Start of Supplied entries

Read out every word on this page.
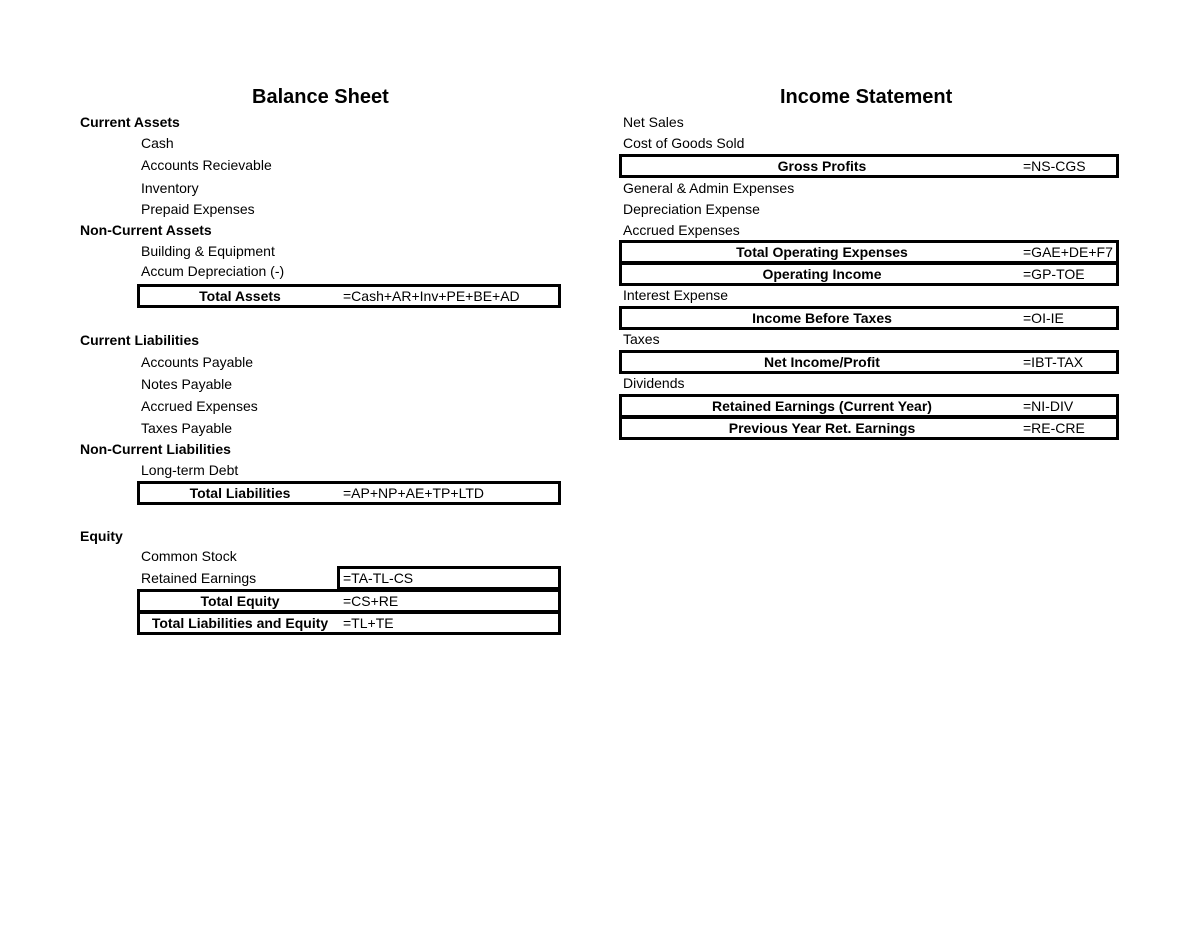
Balance Sheet
Current Assets
Cash
Accounts Recievable
Inventory
Prepaid Expenses
Non-Current Assets
Building & Equipment
Accum Depreciation (-)
Total Assets	=Cash+AR+Inv+PE+BE+AD
Current Liabilities
Accounts Payable
Notes Payable
Accrued Expenses
Taxes Payable
Non-Current Liabilities
Long-term Debt
Total Liabilities	=AP+NP+AE+TP+LTD
Equity
Common Stock
Retained Earnings	=TA-TL-CS
Total Equity	=CS+RE
Total Liabilities and Equity	=TL+TE
Income Statement
Net Sales
Cost of Goods Sold
Gross Profits	=NS-CGS
General & Admin Expenses
Depreciation Expense
Accrued Expenses
Total Operating Expenses	=GAE+DE+F7
Operating Income	=GP-TOE
Interest Expense
Income Before Taxes	=OI-IE
Taxes
Net Income/Profit	=IBT-TAX
Dividends
Retained Earnings (Current Year)	=NI-DIV
Previous Year Ret. Earnings	=RE-CRE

End of Supplied entries

# Task directions
Look through the entries and return every line where "Total" appears.

# Reply
Total Assets	=Cash+AR+Inv+PE+BE+AD
Total Liabilities	=AP+NP+AE+TP+LTD
Total Equity	=CS+RE
Total Liabilities and Equity	=TL+TE
Total Operating Expenses	=GAE+DE+F7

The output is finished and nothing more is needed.